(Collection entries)
+++
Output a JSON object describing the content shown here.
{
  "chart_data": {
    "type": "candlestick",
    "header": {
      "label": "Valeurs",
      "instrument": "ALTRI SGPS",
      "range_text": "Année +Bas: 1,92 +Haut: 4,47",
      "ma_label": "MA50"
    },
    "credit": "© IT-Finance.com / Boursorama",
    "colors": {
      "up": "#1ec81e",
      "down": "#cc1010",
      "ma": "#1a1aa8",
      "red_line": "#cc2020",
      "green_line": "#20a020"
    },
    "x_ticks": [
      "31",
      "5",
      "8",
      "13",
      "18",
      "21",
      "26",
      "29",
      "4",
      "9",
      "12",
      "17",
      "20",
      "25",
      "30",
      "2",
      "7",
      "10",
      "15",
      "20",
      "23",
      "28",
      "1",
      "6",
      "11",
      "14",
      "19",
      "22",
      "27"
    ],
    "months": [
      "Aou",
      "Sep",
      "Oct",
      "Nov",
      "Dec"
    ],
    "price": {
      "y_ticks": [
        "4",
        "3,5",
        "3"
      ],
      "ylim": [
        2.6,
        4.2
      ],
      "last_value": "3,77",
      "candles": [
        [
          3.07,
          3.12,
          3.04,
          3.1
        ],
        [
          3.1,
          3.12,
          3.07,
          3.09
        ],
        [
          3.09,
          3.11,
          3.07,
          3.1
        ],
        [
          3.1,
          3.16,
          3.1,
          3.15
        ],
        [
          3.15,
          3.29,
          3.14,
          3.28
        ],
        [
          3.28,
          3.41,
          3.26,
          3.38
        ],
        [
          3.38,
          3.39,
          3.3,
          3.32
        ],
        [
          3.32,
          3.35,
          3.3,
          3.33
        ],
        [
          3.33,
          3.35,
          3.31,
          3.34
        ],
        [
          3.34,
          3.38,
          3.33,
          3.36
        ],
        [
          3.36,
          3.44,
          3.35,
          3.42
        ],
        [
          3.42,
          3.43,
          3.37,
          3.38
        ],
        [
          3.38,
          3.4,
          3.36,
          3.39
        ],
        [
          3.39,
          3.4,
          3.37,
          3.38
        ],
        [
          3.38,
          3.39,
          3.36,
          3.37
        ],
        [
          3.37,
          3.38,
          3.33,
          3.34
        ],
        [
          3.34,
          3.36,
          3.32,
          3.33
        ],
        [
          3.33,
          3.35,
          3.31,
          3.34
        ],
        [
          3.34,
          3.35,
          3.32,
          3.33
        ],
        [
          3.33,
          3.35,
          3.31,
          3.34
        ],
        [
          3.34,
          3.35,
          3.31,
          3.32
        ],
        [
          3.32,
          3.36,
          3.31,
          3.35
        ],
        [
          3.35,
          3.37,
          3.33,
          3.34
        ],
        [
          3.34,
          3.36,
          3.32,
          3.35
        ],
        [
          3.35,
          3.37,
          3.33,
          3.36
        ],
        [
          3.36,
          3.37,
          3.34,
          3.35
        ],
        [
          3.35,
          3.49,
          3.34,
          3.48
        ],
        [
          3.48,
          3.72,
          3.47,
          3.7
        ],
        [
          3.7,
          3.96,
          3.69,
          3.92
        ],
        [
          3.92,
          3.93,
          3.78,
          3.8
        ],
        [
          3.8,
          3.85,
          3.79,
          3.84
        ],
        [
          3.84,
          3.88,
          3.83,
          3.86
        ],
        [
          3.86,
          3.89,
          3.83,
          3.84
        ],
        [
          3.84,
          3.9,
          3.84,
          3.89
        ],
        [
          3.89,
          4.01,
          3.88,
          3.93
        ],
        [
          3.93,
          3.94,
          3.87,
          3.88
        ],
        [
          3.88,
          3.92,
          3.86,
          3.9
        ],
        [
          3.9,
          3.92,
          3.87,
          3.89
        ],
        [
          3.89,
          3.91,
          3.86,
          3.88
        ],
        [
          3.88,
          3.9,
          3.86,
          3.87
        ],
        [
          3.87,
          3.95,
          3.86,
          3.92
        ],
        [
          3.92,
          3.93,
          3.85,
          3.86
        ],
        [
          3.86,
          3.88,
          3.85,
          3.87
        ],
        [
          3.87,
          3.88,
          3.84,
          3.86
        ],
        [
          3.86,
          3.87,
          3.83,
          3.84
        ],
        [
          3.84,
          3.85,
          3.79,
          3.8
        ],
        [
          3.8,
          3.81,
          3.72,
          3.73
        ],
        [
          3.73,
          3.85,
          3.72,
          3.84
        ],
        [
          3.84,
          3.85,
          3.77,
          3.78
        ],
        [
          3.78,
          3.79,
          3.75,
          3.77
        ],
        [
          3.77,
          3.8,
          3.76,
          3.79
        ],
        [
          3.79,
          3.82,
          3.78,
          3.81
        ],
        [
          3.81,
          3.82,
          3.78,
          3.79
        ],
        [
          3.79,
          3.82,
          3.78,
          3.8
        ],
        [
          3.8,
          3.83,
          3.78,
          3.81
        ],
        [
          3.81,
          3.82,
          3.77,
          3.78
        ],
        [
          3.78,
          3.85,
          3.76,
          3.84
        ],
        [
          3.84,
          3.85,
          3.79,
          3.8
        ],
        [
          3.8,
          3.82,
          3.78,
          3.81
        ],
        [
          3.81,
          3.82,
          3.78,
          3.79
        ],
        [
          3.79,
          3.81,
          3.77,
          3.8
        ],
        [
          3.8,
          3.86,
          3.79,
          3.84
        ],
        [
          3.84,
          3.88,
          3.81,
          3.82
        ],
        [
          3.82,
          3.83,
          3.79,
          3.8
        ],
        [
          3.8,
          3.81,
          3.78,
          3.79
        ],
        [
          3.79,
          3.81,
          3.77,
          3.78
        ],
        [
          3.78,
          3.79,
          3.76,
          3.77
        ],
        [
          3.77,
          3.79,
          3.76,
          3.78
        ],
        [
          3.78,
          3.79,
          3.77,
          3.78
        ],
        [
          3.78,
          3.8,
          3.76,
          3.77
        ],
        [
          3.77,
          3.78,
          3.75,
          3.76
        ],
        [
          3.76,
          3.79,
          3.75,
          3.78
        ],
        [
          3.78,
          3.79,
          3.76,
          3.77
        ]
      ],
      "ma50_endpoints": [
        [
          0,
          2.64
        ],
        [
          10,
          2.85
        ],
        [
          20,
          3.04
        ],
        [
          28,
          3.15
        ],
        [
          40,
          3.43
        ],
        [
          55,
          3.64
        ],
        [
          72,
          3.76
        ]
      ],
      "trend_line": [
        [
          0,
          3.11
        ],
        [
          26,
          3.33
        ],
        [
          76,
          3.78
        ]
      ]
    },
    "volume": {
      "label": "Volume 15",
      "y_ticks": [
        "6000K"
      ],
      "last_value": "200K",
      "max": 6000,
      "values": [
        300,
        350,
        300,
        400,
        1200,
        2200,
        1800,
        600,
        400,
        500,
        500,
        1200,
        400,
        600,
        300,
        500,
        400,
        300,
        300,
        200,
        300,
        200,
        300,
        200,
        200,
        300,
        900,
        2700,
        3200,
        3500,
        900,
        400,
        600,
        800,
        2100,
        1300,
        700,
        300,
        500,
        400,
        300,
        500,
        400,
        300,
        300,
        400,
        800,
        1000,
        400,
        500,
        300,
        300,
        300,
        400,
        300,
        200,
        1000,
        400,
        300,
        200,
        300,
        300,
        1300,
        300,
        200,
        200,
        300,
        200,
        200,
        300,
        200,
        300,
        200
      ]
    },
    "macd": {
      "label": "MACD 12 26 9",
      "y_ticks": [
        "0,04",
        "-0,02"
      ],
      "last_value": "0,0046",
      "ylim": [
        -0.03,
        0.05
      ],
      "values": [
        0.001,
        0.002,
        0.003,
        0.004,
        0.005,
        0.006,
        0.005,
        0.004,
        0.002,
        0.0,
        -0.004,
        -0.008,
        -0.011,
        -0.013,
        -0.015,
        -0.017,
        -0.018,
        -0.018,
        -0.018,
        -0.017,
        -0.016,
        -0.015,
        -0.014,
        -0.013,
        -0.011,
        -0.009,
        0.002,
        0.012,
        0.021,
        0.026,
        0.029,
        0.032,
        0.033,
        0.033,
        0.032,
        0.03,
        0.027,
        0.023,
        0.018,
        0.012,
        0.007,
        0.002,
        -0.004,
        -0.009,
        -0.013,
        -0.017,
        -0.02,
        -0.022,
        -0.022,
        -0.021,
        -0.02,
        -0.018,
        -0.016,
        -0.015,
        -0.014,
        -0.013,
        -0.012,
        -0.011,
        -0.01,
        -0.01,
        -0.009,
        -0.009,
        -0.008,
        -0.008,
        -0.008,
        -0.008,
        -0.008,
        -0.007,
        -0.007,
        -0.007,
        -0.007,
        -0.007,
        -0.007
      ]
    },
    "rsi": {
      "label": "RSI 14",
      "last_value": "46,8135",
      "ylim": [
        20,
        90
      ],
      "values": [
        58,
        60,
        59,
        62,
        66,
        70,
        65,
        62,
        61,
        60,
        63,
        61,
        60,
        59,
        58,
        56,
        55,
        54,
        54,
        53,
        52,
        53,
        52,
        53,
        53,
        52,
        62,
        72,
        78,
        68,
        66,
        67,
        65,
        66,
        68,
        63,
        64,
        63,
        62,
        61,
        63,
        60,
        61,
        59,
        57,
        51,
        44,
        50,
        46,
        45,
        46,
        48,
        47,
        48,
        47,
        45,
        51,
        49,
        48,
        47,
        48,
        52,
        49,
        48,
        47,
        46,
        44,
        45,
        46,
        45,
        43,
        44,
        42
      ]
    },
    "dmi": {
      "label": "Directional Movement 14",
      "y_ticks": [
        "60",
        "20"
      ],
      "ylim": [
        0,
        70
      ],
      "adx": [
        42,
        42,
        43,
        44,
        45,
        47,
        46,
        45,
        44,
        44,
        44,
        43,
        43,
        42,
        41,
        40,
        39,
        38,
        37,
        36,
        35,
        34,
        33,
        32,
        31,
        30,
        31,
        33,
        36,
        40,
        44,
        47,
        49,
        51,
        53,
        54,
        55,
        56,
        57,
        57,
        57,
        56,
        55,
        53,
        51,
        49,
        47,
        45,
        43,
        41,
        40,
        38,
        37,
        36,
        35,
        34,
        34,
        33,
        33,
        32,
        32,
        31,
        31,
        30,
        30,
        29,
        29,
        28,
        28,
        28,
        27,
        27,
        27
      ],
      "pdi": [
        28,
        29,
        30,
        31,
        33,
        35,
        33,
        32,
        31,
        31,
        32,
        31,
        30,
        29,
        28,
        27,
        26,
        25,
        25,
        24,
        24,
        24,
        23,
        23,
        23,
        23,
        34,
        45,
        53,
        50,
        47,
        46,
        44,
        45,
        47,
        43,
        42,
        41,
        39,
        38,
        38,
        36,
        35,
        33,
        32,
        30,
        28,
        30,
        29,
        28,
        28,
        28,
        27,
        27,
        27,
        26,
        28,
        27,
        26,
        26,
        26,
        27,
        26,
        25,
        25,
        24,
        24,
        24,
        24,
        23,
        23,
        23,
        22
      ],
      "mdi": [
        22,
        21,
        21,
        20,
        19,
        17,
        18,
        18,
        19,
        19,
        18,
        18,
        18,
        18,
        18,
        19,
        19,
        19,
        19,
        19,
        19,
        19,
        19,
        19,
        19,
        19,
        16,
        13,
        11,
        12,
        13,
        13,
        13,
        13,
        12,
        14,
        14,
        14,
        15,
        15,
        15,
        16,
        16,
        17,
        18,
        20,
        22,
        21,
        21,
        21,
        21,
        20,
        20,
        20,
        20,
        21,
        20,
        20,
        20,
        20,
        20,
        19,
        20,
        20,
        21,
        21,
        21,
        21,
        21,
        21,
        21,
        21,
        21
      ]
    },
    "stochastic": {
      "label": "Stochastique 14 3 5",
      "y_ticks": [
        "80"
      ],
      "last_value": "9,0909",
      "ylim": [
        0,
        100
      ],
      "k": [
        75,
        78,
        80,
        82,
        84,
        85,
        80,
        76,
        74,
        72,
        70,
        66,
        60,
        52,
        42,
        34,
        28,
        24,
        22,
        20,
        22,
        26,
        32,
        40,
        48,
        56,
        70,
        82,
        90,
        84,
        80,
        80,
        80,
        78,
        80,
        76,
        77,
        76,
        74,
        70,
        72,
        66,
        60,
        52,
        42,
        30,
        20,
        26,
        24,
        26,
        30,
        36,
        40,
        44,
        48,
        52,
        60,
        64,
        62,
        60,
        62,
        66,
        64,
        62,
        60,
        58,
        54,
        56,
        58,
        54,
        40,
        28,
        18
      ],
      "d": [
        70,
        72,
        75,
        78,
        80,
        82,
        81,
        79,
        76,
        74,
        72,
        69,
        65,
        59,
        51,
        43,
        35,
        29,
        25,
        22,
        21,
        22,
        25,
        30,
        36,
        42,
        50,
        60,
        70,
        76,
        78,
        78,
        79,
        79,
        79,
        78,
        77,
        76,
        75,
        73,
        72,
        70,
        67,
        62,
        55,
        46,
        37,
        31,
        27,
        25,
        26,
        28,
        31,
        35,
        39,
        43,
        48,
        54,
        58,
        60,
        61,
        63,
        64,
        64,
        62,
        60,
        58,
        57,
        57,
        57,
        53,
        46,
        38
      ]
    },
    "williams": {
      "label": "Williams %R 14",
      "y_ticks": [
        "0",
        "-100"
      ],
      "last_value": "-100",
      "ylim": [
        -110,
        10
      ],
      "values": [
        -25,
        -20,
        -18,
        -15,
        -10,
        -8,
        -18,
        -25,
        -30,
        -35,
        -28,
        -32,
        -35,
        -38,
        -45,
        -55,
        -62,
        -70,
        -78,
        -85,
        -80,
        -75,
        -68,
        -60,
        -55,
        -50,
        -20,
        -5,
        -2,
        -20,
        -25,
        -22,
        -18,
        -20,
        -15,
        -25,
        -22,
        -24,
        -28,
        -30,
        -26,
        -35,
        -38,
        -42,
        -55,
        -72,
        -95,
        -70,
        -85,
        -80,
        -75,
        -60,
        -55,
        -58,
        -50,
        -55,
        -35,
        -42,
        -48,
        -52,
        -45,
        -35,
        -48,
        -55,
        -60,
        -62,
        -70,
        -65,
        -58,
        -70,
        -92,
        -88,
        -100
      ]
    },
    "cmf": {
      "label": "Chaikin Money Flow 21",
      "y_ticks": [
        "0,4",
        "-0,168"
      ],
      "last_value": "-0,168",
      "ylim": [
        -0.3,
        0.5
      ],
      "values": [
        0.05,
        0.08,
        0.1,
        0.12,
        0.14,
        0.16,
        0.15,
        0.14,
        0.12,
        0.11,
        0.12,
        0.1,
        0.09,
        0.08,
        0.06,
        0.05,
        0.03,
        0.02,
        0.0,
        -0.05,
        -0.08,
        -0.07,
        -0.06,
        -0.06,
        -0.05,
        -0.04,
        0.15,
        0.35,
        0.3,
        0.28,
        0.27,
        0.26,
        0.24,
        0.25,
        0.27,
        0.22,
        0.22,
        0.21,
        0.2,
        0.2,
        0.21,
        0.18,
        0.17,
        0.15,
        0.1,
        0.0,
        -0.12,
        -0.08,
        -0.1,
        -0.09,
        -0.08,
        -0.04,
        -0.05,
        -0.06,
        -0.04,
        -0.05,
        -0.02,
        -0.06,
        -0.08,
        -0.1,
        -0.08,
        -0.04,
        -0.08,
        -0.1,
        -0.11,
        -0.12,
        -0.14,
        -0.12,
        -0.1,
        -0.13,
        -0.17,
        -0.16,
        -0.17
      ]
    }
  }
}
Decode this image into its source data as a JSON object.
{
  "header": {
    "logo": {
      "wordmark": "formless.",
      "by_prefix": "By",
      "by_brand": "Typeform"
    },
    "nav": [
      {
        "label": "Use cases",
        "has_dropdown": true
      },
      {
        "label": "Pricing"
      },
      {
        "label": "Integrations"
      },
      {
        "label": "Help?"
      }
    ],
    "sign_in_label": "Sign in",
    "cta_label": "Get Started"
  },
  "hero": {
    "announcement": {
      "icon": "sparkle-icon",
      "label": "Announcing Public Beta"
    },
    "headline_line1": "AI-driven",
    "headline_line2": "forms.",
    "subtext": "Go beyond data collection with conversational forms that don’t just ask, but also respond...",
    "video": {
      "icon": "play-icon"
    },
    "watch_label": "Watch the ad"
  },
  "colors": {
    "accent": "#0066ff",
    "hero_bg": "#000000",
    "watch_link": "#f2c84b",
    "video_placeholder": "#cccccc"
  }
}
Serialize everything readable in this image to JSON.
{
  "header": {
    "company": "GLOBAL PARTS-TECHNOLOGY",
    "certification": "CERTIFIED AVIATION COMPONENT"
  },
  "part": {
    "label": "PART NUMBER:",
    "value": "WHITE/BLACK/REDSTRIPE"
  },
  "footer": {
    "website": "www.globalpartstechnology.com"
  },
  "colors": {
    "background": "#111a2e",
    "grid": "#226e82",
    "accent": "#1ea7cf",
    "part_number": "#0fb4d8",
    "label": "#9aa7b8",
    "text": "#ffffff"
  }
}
+++
* Aim: Write out every line from the entries where "this" appears.

* Completed exercise:
Decode this image into its source data as a JSON object.
Serialize everything readable in this image to JSON.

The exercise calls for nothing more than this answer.